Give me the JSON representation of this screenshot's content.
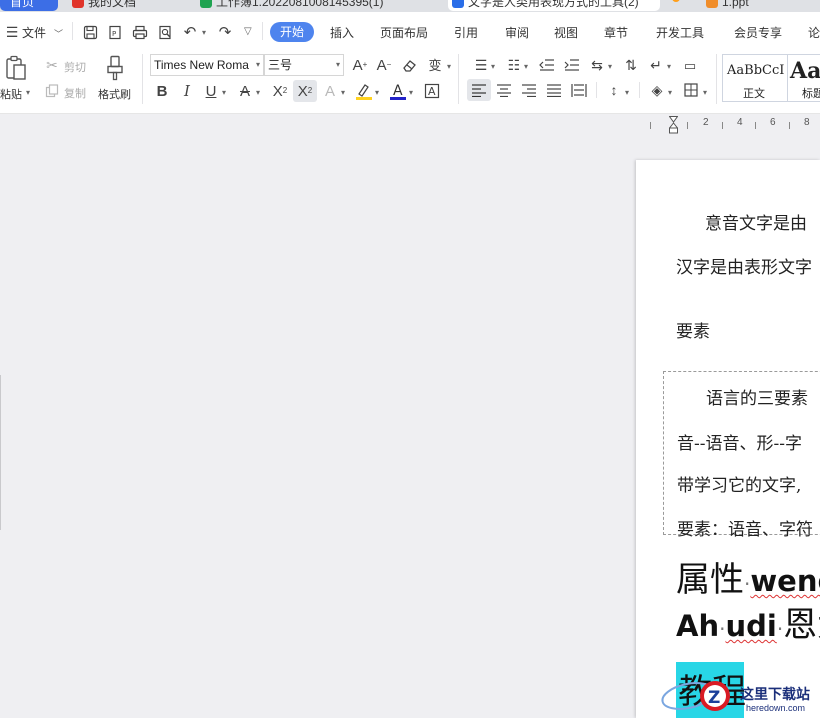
{
  "tabs": [
    {
      "label": "首页",
      "active": true
    },
    {
      "label": "我的文档",
      "color": "#e0342a"
    },
    {
      "label": "工作簿1.2022081008145395(1)",
      "color": "#1fa351"
    },
    {
      "label": "文字是人类用表现方式的工具(2)",
      "color": "#2a6ee8"
    },
    {
      "label": "1.ppt",
      "color": "#f08d2a"
    }
  ],
  "menu": {
    "file_label": "文件",
    "items": [
      "开始",
      "插入",
      "页面布局",
      "引用",
      "审阅",
      "视图",
      "章节",
      "开发工具",
      "会员专享",
      "论"
    ]
  },
  "ribbon": {
    "paste_label": "粘贴",
    "cut_label": "剪切",
    "copy_label": "复制",
    "format_painter_label": "格式刷",
    "font_name": "Times New Roma",
    "font_size": "三号",
    "styles": [
      {
        "preview": "AaBbCcI",
        "label": "正文"
      },
      {
        "preview": "Aa",
        "label": "标题"
      }
    ]
  },
  "ruler": {
    "marks": [
      "2",
      "4",
      "6",
      "8"
    ]
  },
  "document": {
    "para1": "意音文字是由",
    "para2": "汉字是由表形文字",
    "heading": "要素",
    "box_line1": "语言的三要素",
    "box_line2": "音--语音、形--字",
    "box_line3": "带学习它的文字,",
    "box_line4": "要素：语音、字符",
    "big_line1_a": "属性",
    "big_line1_b": "wend",
    "big_line2_a": "Ah",
    "big_line2_b": "udi",
    "big_line2_c": "恩大",
    "highlight_text": "教程"
  },
  "watermark": {
    "title": "这里下载站",
    "url": "heredown.com"
  },
  "colors": {
    "accent": "#4e84ee",
    "home_tab": "#3c6ee6",
    "highlight": "#28d6e6",
    "font_color_bar": "#2323c8",
    "highlight_bar": "#ffd21f"
  }
}
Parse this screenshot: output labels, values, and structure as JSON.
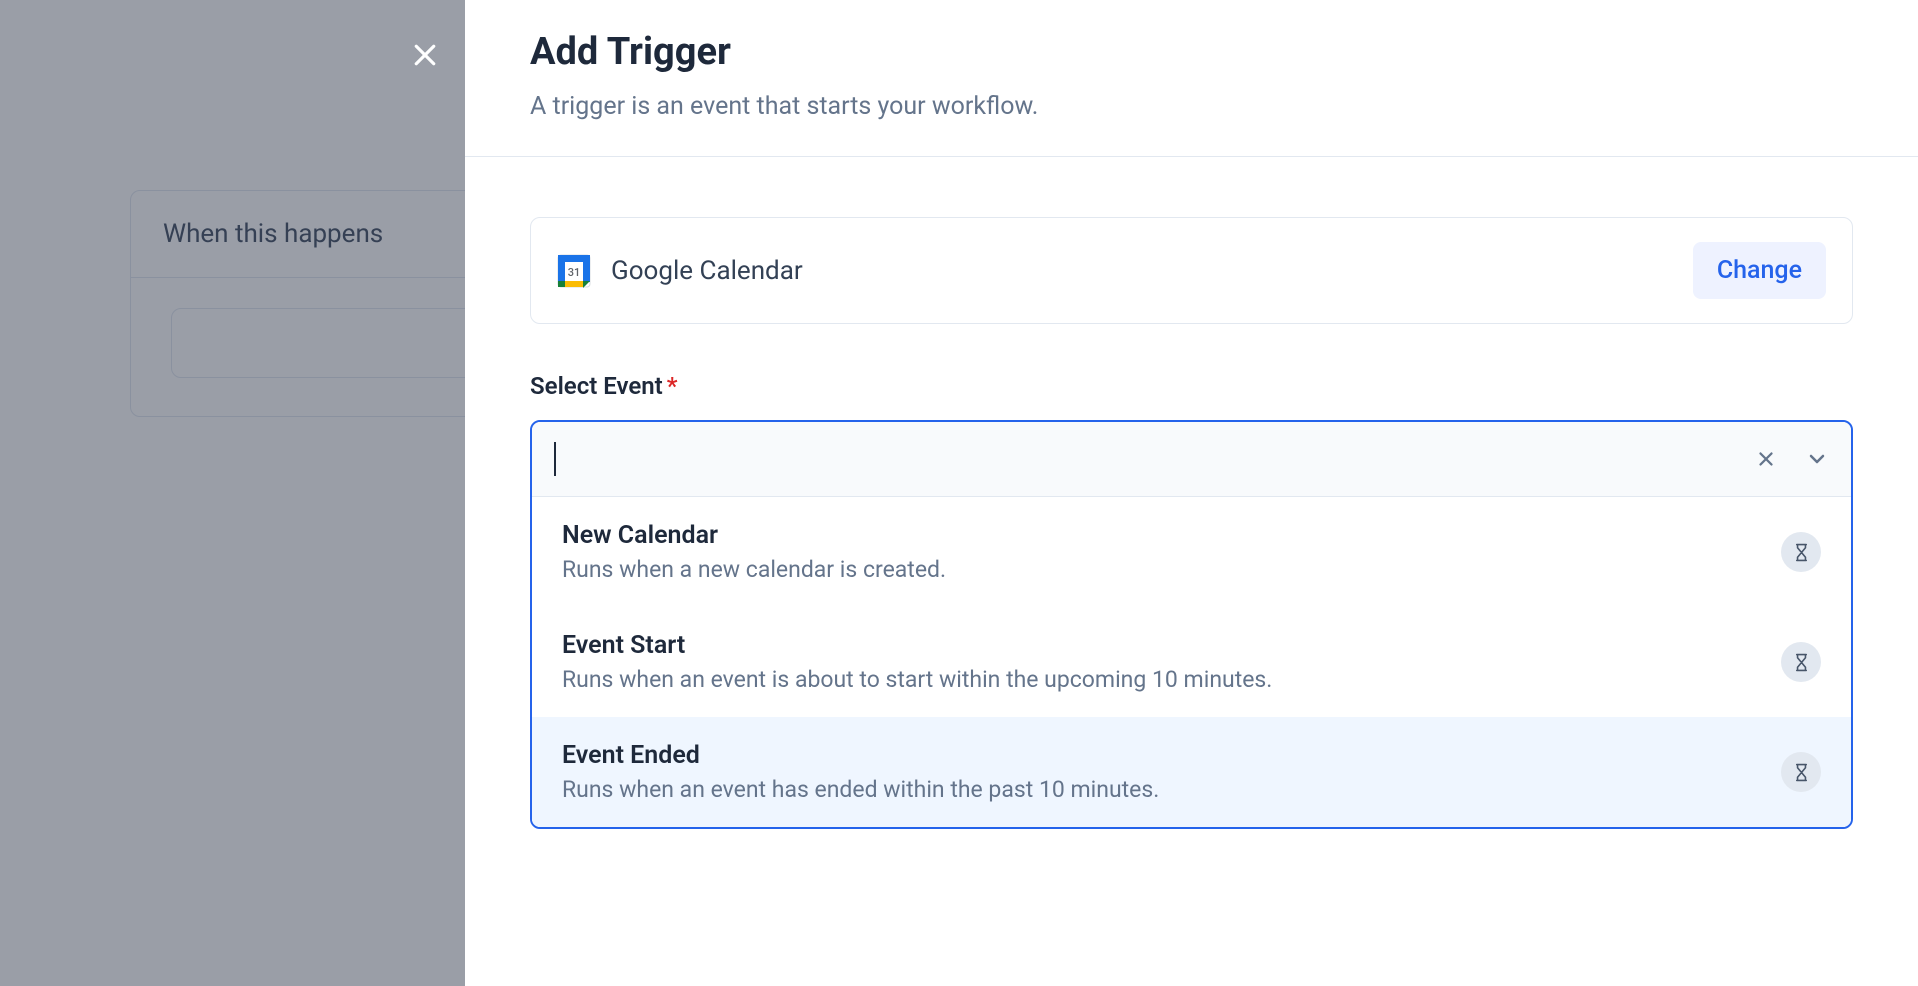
{
  "background": {
    "card_label": "When this happens"
  },
  "panel": {
    "title": "Add Trigger",
    "subtitle": "A trigger is an event that starts your workflow.",
    "app": {
      "name": "Google Calendar",
      "change_label": "Change",
      "icon_date": "31"
    },
    "select": {
      "label": "Select Event",
      "required_mark": "*",
      "value": "",
      "options": [
        {
          "title": "New Calendar",
          "description": "Runs when a new calendar is created.",
          "badge": "hourglass",
          "highlighted": false
        },
        {
          "title": "Event Start",
          "description": "Runs when an event is about to start within the upcoming 10 minutes.",
          "badge": "hourglass",
          "highlighted": false
        },
        {
          "title": "Event Ended",
          "description": "Runs when an event has ended within the past 10 minutes.",
          "badge": "hourglass",
          "highlighted": true
        }
      ]
    }
  }
}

⁂

> [OBJECTIVE]:
Restate each line of the records exactly; pictures do not belong in the copy.

> [FINAL RESULT]:
Give me the JSON representation of this screenshot's content.
{
  "tabs": [
    {
      "label": "首页",
      "active": true
    },
    {
      "label": "我的文档",
      "color": "#e0342a"
    },
    {
      "label": "工作簿1.2022081008145395(1)",
      "color": "#1fa351"
    },
    {
      "label": "文字是人类用表现方式的工具(2)",
      "color": "#2a6ee8"
    },
    {
      "label": "1.ppt",
      "color": "#f08d2a"
    }
  ],
  "menu": {
    "file_label": "文件",
    "items": [
      "开始",
      "插入",
      "页面布局",
      "引用",
      "审阅",
      "视图",
      "章节",
      "开发工具",
      "会员专享",
      "论"
    ]
  },
  "ribbon": {
    "paste_label": "粘贴",
    "cut_label": "剪切",
    "copy_label": "复制",
    "format_painter_label": "格式刷",
    "font_name": "Times New Roma",
    "font_size": "三号",
    "styles": [
      {
        "preview": "AaBbCcI",
        "label": "正文"
      },
      {
        "preview": "Aa",
        "label": "标题"
      }
    ]
  },
  "ruler": {
    "marks": [
      "2",
      "4",
      "6",
      "8"
    ]
  },
  "document": {
    "para1": "意音文字是由",
    "para2": "汉字是由表形文字",
    "heading": "要素",
    "box_line1": "语言的三要素",
    "box_line2": "音--语音、形--字",
    "box_line3": "带学习它的文字,",
    "box_line4": "要素：语音、字符",
    "big_line1_a": "属性",
    "big_line1_b": "wend",
    "big_line2_a": "Ah",
    "big_line2_b": "udi",
    "big_line2_c": "恩大",
    "highlight_text": "教程"
  },
  "watermark": {
    "title": "这里下载站",
    "url": "heredown.com"
  },
  "colors": {
    "accent": "#4e84ee",
    "home_tab": "#3c6ee6",
    "highlight": "#28d6e6",
    "font_color_bar": "#2323c8",
    "highlight_bar": "#ffd21f"
  }
}
Parse this screenshot: output labels, values, and structure as JSON.
{
  "background": {
    "card_label": "When this happens"
  },
  "panel": {
    "title": "Add Trigger",
    "subtitle": "A trigger is an event that starts your workflow.",
    "app": {
      "name": "Google Calendar",
      "change_label": "Change",
      "icon_date": "31"
    },
    "select": {
      "label": "Select Event",
      "required_mark": "*",
      "value": "",
      "options": [
        {
          "title": "New Calendar",
          "description": "Runs when a new calendar is created.",
          "badge": "hourglass",
          "highlighted": false
        },
        {
          "title": "Event Start",
          "description": "Runs when an event is about to start within the upcoming 10 minutes.",
          "badge": "hourglass",
          "highlighted": false
        },
        {
          "title": "Event Ended",
          "description": "Runs when an event has ended within the past 10 minutes.",
          "badge": "hourglass",
          "highlighted": true
        }
      ]
    }
  }
}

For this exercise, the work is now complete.